> THE REQUEST:
Extract the records below word for word and ignore the images.

━━━ THE INPUT

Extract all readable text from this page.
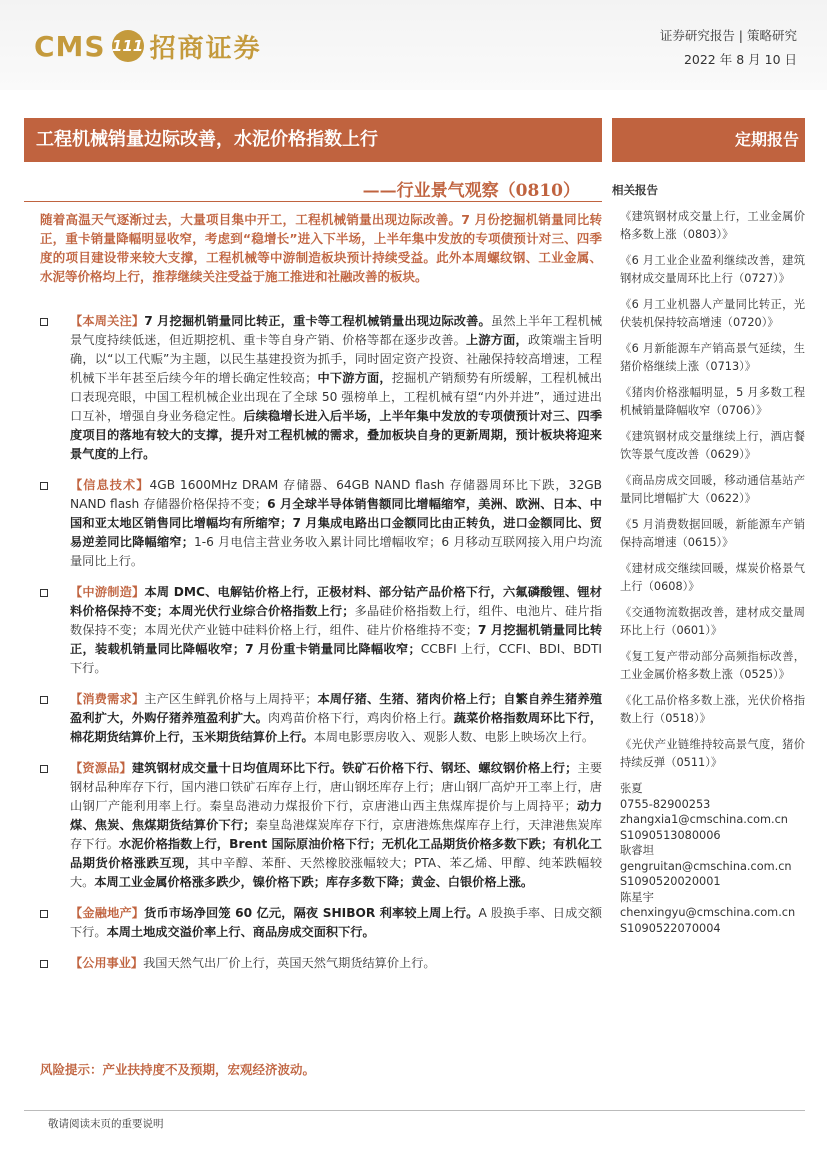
CMS 111 招商证券	证券研究报告 | 策略研究
2022 年 8 月 10 日
工程机械销量边际改善，水泥价格指数上行	定期报告
——行业景气观察（0810）
随着高温天气逐渐过去，大量项目集中开工，工程机械销量出现边际改善。7 月份挖掘机销量同比转正，重卡销量降幅明显收窄，考虑到“稳增长”进入下半场，上半年集中发放的专项债预计对三、四季度的项目建设带来较大支撑，工程机械等中游制造板块预计持续受益。此外本周螺纹钢、工业金属、水泥等价格均上行，推荐继续关注受益于施工推进和社融改善的板块。
【本周关注】7 月挖掘机销量同比转正，重卡等工程机械销量出现边际改善。虽然上半年工程机械景气度持续低迷，但近期挖机、重卡等自身产销、价格等都在逐步改善。上游方面，政策端主旨明确，以“以工代赈”为主题，以民生基建投资为抓手，同时固定资产投资、社融保持较高增速，工程机械下半年甚至后续今年的增长确定性较高；中下游方面，挖掘机产销颓势有所缓解，工程机械出口表现亮眼，中国工程机械企业出现在了全球 50 强榜单上，工程机械有望“内外并进”，通过进出口互补，增强自身业务稳定性。后续稳增长进入后半场，上半年集中发放的专项债预计对三、四季度项目的落地有较大的支撑，提升对工程机械的需求，叠加板块自身的更新周期，预计板块将迎来景气度的上行。
【信息技术】4GB 1600MHz DRAM 存储器、64GB NAND flash 存储器周环比下跌，32GB NAND flash 存储器价格保持不变；6 月全球半导体销售额同比增幅缩窄，美洲、欧洲、日本、中国和亚太地区销售同比增幅均有所缩窄；7 月集成电路出口金额同比由正转负，进口金额同比、贸易逆差同比降幅缩窄；1-6 月电信主营业务收入累计同比增幅收窄；6 月移动互联网接入用户均流量同比上行。
【中游制造】本周 DMC、电解钴价格上行，正极材料、部分钴产品价格下行，六氟磷酸锂、锂材料价格保持不变；本周光伏行业综合价格指数上行；多晶硅价格指数上行，组件、电池片、硅片指数保持不变；本周光伏产业链中硅料价格上行，组件、硅片价格维持不变；7 月挖掘机销量同比转正，装载机销量同比降幅收窄；7 月份重卡销量同比降幅收窄；CCBFI 上行，CCFI、BDI、BDTI 下行。
【消费需求】主产区生鲜乳价格与上周持平；本周仔猪、生猪、猪肉价格上行；自繁自养生猪养殖盈利扩大，外购仔猪养殖盈利扩大。肉鸡苗价格下行，鸡肉价格上行。蔬菜价格指数周环比下行，棉花期货结算价上行，玉米期货结算价上行。本周电影票房收入、观影人数、电影上映场次上行。
【资源品】建筑钢材成交量十日均值周环比下行。铁矿石价格下行、钢坯、螺纹钢价格上行；主要钢材品种库存下行，国内港口铁矿石库存上行，唐山钢坯库存上行；唐山钢厂高炉开工率上行，唐山钢厂产能利用率上行。秦皇岛港动力煤报价下行，京唐港山西主焦煤库提价与上周持平；动力煤、焦炭、焦煤期货结算价下行；秦皇岛港煤炭库存下行，京唐港炼焦煤库存上行，天津港焦炭库存下行。水泥价格指数上行，Brent 国际原油价格下行；无机化工品期货价格多数下跌；有机化工品期货价格涨跌互现，其中辛醇、苯酐、天然橡胶涨幅较大；PTA、苯乙烯、甲醇、纯苯跌幅较大。本周工业金属价格涨多跌少，镍价格下跌；库存多数下降；黄金、白银价格上涨。
【金融地产】货币市场净回笼 60 亿元，隔夜 SHIBOR 利率较上周上行。A 股换手率、日成交额下行。本周土地成交溢价率上行、商品房成交面积下行。
【公用事业】我国天然气出厂价上行，英国天然气期货结算价上行。
风险提示：产业扶持度不及预期，宏观经济波动。
相关报告
《建筑钢材成交量上行，工业金属价格多数上涨（0803）》
《6 月工业企业盈利继续改善，建筑钢材成交量周环比上行（0727）》
《6 月工业机器人产量同比转正，光伏装机保持较高增速（0720）》
《6 月新能源车产销高景气延续，生猪价格继续上涨（0713）》
《猪肉价格涨幅明显，5 月多数工程机械销量降幅收窄（0706）》
《建筑钢材成交量继续上行，酒店餐饮等景气度改善（0629）》
《商品房成交回暖，移动通信基站产量同比增幅扩大（0622）》
《5 月消费数据回暖，新能源车产销保持高增速（0615）》
《建材成交继续回暖，煤炭价格景气上行（0608）》
《交通物流数据改善，建材成交量周环比上行（0601）》
《复工复产带动部分高频指标改善，工业金属价格多数上涨（0525）》
《化工品价格多数上涨，光伏价格指数上行（0518）》
《光伏产业链维持较高景气度，猪价持续反弹（0511）》
张夏
0755-82900253
zhangxia1@cmschina.com.cn
S1090513080006
耿睿坦
gengruitan@cmschina.com.cn
S1090520020001
陈星宇
chenxingyu@cmschina.com.cn
S1090522070004
敬请阅读末页的重要说明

━━━━━━

> FINAL ANSWER:
Extract all readable text from this page.
CMS 111 招商证券	证券研究报告 | 策略研究
2022 年 8 月 10 日
工程机械销量边际改善，水泥价格指数上行	定期报告
——行业景气观察（0810）
随着高温天气逐渐过去，大量项目集中开工，工程机械销量出现边际改善。7 月份挖掘机销量同比转正，重卡销量降幅明显收窄，考虑到“稳增长”进入下半场，上半年集中发放的专项债预计对三、四季度的项目建设带来较大支撑，工程机械等中游制造板块预计持续受益。此外本周螺纹钢、工业金属、水泥等价格均上行，推荐继续关注受益于施工推进和社融改善的板块。
【本周关注】7 月挖掘机销量同比转正，重卡等工程机械销量出现边际改善。虽然上半年工程机械景气度持续低迷，但近期挖机、重卡等自身产销、价格等都在逐步改善。上游方面，政策端主旨明确，以“以工代赈”为主题，以民生基建投资为抓手，同时固定资产投资、社融保持较高增速，工程机械下半年甚至后续今年的增长确定性较高；中下游方面，挖掘机产销颓势有所缓解，工程机械出口表现亮眼，中国工程机械企业出现在了全球 50 强榜单上，工程机械有望“内外并进”，通过进出口互补，增强自身业务稳定性。后续稳增长进入后半场，上半年集中发放的专项债预计对三、四季度项目的落地有较大的支撑，提升对工程机械的需求，叠加板块自身的更新周期，预计板块将迎来景气度的上行。
【信息技术】4GB 1600MHz DRAM 存储器、64GB NAND flash 存储器周环比下跌，32GB NAND flash 存储器价格保持不变；6 月全球半导体销售额同比增幅缩窄，美洲、欧洲、日本、中国和亚太地区销售同比增幅均有所缩窄；7 月集成电路出口金额同比由正转负，进口金额同比、贸易逆差同比降幅缩窄；1-6 月电信主营业务收入累计同比增幅收窄；6 月移动互联网接入用户均流量同比上行。
【中游制造】本周 DMC、电解钴价格上行，正极材料、部分钴产品价格下行，六氟磷酸锂、锂材料价格保持不变；本周光伏行业综合价格指数上行；多晶硅价格指数上行，组件、电池片、硅片指数保持不变；本周光伏产业链中硅料价格上行，组件、硅片价格维持不变；7 月挖掘机销量同比转正，装载机销量同比降幅收窄；7 月份重卡销量同比降幅收窄；CCBFI 上行，CCFI、BDI、BDTI 下行。
【消费需求】主产区生鲜乳价格与上周持平；本周仔猪、生猪、猪肉价格上行；自繁自养生猪养殖盈利扩大，外购仔猪养殖盈利扩大。肉鸡苗价格下行，鸡肉价格上行。蔬菜价格指数周环比下行，棉花期货结算价上行，玉米期货结算价上行。本周电影票房收入、观影人数、电影上映场次上行。
【资源品】建筑钢材成交量十日均值周环比下行。铁矿石价格下行、钢坯、螺纹钢价格上行；主要钢材品种库存下行，国内港口铁矿石库存上行，唐山钢坯库存上行；唐山钢厂高炉开工率上行，唐山钢厂产能利用率上行。秦皇岛港动力煤报价下行，京唐港山西主焦煤库提价与上周持平；动力煤、焦炭、焦煤期货结算价下行；秦皇岛港煤炭库存下行，京唐港炼焦煤库存上行，天津港焦炭库存下行。水泥价格指数上行，Brent 国际原油价格下行；无机化工品期货价格多数下跌；有机化工品期货价格涨跌互现，其中辛醇、苯酐、天然橡胶涨幅较大；PTA、苯乙烯、甲醇、纯苯跌幅较大。本周工业金属价格涨多跌少，镍价格下跌；库存多数下降；黄金、白银价格上涨。
【金融地产】货币市场净回笼 60 亿元，隔夜 SHIBOR 利率较上周上行。A 股换手率、日成交额下行。本周土地成交溢价率上行、商品房成交面积下行。
【公用事业】我国天然气出厂价上行，英国天然气期货结算价上行。
风险提示：产业扶持度不及预期，宏观经济波动。
相关报告
《建筑钢材成交量上行，工业金属价格多数上涨（0803）》
《6 月工业企业盈利继续改善，建筑钢材成交量周环比上行（0727）》
《6 月工业机器人产量同比转正，光伏装机保持较高增速（0720）》
《6 月新能源车产销高景气延续，生猪价格继续上涨（0713）》
《猪肉价格涨幅明显，5 月多数工程机械销量降幅收窄（0706）》
《建筑钢材成交量继续上行，酒店餐饮等景气度改善（0629）》
《商品房成交回暖，移动通信基站产量同比增幅扩大（0622）》
《5 月消费数据回暖，新能源车产销保持高增速（0615）》
《建材成交继续回暖，煤炭价格景气上行（0608）》
《交通物流数据改善，建材成交量周环比上行（0601）》
《复工复产带动部分高频指标改善，工业金属价格多数上涨（0525）》
《化工品价格多数上涨，光伏价格指数上行（0518）》
《光伏产业链维持较高景气度，猪价持续反弹（0511）》
张夏
0755-82900253
zhangxia1@cmschina.com.cn
S1090513080006
耿睿坦
gengruitan@cmschina.com.cn
S1090520020001
陈星宇
chenxingyu@cmschina.com.cn
S1090522070004
敬请阅读末页的重要说明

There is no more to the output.